── DATA RECORDS

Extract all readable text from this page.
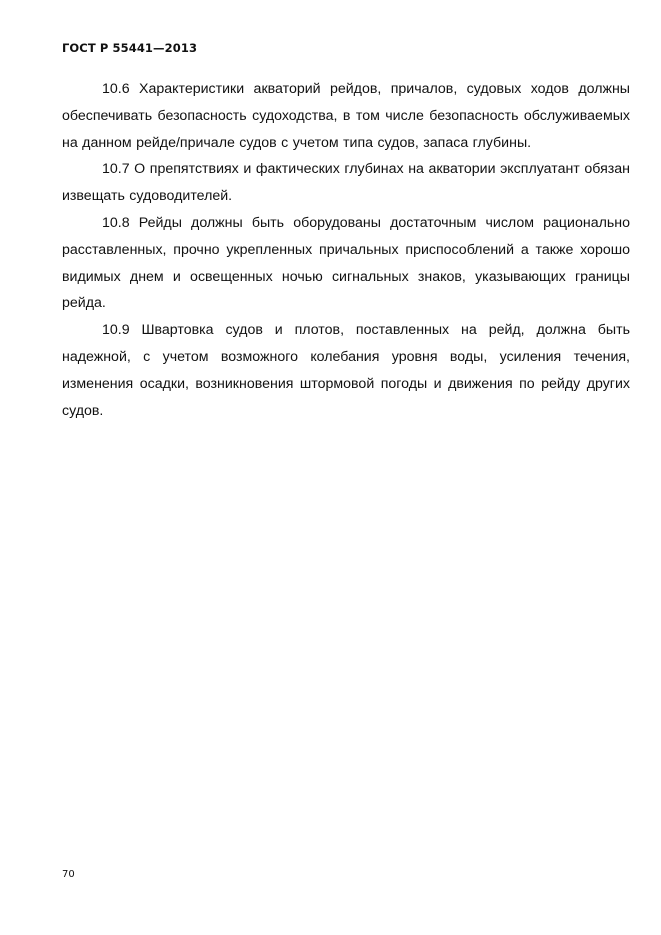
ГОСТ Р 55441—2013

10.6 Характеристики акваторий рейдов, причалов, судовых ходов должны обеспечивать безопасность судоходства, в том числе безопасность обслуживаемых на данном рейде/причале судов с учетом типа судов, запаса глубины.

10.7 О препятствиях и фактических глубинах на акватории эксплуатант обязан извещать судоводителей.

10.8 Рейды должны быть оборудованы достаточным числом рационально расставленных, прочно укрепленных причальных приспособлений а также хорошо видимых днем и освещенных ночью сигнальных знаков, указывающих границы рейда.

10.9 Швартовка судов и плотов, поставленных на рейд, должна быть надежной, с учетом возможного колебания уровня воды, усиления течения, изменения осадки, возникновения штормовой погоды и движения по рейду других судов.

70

────
── DATA RECORDS

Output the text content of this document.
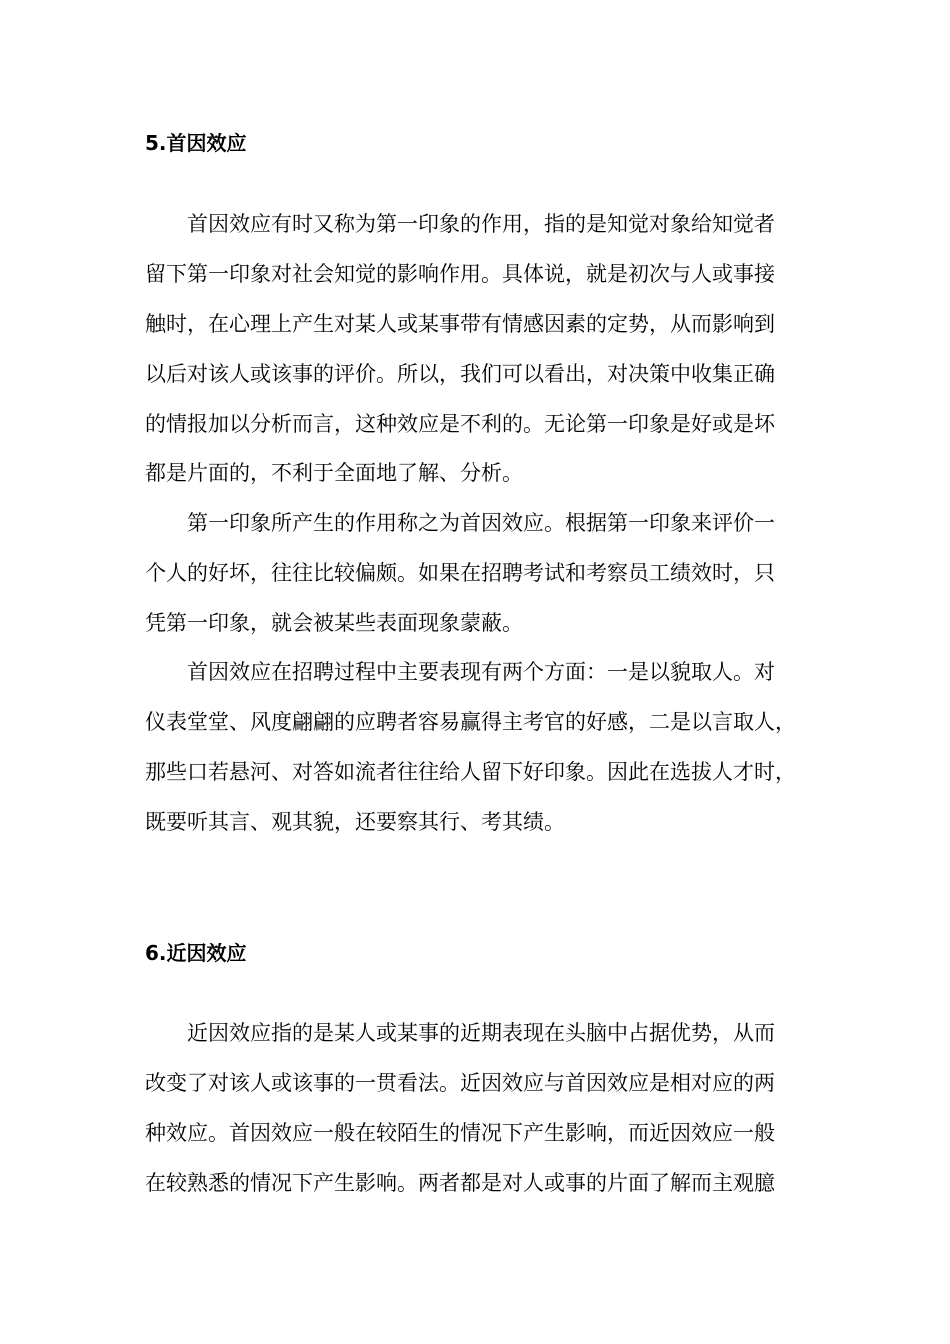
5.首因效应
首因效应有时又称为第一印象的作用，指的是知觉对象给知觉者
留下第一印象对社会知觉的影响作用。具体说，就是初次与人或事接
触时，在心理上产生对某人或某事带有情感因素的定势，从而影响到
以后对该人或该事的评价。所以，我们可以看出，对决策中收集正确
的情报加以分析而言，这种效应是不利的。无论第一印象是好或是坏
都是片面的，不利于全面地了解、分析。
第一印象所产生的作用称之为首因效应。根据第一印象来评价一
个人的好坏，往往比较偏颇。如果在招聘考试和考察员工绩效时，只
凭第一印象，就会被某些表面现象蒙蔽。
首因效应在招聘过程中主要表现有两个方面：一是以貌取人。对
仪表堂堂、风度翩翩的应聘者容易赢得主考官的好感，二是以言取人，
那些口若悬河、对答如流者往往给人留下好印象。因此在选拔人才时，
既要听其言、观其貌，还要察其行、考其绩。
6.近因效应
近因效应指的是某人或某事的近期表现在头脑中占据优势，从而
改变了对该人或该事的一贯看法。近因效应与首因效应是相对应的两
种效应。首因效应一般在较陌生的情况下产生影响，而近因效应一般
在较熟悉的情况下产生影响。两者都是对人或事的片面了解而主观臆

────

**GIVEN INSTRUCTION:** In the listing above, find the lines holding the word "учетом" and copy them.

**RESPONSE BELOW:**
10.6 Характеристики акваторий рейдов, причалов, судовых ходов должны обеспечивать безопасность судоходства, в том числе безопасность обслуживаемых на данном рейде/причале судов с учетом типа судов, запаса глубины.
10.9 Швартовка судов и плотов, поставленных на рейд, должна быть надежной, с учетом возможного колебания уровня воды, усиления течения, изменения осадки, возникновения штормовой погоды и движения по рейду других судов.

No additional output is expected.